-- Begin --

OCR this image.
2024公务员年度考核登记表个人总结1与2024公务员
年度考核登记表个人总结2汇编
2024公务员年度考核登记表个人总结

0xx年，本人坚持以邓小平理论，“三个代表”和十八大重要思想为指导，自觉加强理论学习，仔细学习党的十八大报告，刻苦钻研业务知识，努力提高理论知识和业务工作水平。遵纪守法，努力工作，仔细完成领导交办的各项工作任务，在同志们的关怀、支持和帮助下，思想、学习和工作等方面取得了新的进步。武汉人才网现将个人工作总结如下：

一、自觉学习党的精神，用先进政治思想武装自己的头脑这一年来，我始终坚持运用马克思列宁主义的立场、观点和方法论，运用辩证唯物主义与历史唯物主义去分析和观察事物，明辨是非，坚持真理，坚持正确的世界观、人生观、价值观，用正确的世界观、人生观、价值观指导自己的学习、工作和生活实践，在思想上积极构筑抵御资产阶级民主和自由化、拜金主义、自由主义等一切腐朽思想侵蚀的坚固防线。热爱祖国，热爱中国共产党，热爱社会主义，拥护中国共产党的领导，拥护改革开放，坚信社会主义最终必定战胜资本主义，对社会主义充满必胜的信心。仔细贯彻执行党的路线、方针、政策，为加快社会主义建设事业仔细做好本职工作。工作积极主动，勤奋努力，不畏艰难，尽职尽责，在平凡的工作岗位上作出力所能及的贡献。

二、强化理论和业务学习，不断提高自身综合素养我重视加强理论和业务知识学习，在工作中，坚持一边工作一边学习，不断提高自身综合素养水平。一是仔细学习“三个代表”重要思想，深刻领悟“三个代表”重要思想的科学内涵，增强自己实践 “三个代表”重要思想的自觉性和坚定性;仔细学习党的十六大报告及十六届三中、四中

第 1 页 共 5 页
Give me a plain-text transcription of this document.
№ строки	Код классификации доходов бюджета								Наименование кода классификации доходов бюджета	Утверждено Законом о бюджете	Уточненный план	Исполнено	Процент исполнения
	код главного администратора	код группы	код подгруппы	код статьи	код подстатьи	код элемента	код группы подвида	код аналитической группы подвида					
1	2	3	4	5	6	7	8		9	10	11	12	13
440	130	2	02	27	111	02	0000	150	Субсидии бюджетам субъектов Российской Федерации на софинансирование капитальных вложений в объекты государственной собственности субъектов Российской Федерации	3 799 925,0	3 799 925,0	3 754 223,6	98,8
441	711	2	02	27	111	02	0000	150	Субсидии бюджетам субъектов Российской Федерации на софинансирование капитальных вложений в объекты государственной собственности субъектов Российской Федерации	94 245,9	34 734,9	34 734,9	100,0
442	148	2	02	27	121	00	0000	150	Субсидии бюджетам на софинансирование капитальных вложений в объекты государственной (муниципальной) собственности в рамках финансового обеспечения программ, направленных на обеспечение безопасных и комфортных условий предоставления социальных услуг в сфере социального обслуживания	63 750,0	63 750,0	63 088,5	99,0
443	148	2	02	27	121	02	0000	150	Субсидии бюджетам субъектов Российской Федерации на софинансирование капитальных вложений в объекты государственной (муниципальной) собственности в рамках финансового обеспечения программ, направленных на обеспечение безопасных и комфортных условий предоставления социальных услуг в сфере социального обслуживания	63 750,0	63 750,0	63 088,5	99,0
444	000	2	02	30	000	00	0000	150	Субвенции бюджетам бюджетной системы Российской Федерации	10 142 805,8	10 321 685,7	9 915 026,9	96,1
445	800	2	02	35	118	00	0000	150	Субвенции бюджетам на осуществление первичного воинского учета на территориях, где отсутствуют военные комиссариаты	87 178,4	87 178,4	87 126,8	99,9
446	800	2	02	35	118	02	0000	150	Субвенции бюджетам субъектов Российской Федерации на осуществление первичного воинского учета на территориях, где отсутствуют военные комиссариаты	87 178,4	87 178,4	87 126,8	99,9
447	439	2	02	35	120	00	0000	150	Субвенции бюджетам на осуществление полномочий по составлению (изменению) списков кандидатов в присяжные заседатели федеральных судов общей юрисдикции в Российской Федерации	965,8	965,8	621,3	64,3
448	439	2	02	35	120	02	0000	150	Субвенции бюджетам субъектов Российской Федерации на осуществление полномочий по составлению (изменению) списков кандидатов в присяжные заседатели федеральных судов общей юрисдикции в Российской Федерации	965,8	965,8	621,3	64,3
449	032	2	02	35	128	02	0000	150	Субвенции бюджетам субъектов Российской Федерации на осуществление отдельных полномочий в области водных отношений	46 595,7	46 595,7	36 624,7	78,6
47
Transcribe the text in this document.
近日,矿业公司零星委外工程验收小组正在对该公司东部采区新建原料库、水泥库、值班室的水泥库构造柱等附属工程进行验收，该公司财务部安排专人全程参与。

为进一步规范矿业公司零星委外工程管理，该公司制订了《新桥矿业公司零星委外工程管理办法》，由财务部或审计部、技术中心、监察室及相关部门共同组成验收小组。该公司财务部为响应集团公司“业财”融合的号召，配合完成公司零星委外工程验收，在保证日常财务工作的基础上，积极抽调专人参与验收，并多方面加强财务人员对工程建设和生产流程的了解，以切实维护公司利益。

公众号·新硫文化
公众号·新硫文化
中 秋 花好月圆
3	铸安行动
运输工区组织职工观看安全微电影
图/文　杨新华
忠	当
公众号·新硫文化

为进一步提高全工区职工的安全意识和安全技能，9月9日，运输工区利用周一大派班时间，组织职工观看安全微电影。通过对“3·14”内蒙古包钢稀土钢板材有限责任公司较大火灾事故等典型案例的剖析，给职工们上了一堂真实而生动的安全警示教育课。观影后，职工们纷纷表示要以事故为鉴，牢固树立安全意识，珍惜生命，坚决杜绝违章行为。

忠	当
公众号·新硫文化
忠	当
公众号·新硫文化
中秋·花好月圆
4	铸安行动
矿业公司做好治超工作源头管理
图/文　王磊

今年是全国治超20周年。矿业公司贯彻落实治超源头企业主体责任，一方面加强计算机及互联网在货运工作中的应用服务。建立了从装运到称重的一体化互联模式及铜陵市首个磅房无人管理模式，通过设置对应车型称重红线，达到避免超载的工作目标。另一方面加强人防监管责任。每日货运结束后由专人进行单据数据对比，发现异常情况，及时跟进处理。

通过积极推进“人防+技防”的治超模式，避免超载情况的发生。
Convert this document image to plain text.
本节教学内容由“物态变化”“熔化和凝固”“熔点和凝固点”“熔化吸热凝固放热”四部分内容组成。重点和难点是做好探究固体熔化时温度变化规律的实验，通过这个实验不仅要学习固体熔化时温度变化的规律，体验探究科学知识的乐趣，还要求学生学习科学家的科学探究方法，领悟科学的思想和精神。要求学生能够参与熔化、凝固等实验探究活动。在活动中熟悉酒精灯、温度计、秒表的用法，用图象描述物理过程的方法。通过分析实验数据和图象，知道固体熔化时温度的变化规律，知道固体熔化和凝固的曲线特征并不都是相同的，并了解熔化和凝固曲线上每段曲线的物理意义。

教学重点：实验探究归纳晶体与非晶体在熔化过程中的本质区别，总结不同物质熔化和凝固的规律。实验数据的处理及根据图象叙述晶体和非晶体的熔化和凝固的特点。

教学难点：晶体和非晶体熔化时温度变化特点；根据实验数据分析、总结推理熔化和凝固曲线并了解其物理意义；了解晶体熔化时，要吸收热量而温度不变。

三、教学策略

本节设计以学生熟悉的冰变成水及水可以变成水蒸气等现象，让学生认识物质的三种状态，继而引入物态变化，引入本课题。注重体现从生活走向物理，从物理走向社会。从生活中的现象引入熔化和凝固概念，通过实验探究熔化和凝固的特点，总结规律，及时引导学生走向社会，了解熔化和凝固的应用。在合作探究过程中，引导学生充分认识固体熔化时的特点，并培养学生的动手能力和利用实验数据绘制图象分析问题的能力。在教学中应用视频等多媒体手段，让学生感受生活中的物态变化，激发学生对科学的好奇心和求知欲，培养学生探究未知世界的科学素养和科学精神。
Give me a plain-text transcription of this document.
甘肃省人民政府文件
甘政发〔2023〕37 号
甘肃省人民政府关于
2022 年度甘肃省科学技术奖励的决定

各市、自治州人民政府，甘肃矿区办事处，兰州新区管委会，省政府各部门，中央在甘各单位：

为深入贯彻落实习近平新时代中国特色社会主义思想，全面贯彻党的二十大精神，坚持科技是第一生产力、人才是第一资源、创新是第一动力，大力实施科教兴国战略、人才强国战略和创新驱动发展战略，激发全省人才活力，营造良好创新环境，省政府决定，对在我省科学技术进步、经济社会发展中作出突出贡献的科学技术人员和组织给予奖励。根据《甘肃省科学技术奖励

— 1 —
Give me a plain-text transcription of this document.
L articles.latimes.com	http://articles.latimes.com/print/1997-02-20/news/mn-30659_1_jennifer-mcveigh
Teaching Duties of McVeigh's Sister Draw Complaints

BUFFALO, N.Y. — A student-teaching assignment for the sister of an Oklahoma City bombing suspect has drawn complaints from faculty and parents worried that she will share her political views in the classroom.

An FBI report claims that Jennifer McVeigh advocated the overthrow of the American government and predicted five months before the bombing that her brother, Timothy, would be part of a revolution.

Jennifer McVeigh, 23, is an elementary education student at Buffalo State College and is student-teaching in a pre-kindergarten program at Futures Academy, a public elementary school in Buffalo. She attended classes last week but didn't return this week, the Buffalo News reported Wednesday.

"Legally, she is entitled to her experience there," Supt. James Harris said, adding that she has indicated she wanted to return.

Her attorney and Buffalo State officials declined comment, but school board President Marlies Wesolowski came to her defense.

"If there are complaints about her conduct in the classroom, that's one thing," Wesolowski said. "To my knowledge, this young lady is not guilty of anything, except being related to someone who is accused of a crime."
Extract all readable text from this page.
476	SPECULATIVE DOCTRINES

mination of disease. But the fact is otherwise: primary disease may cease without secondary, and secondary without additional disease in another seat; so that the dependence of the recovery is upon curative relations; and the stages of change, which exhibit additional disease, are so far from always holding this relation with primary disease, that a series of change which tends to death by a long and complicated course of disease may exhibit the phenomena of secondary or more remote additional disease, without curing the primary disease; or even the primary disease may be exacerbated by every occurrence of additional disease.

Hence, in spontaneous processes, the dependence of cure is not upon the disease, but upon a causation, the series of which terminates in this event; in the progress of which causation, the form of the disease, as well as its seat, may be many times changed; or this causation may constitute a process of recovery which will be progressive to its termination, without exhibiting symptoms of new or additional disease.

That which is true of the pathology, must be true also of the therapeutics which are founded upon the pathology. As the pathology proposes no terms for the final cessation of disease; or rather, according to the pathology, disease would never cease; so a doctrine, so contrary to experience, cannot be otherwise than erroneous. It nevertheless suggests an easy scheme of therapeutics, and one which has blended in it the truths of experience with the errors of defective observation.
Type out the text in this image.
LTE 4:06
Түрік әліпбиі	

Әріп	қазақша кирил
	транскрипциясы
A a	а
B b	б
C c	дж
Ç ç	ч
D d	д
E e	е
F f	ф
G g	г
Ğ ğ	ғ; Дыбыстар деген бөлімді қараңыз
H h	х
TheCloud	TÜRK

-- End --

▶ [WORK TO DO]:
Note how many lines of the material contain the string "will". Then report that number by itself.

▶ [SOLUTION TO THE EXERCISE]:
2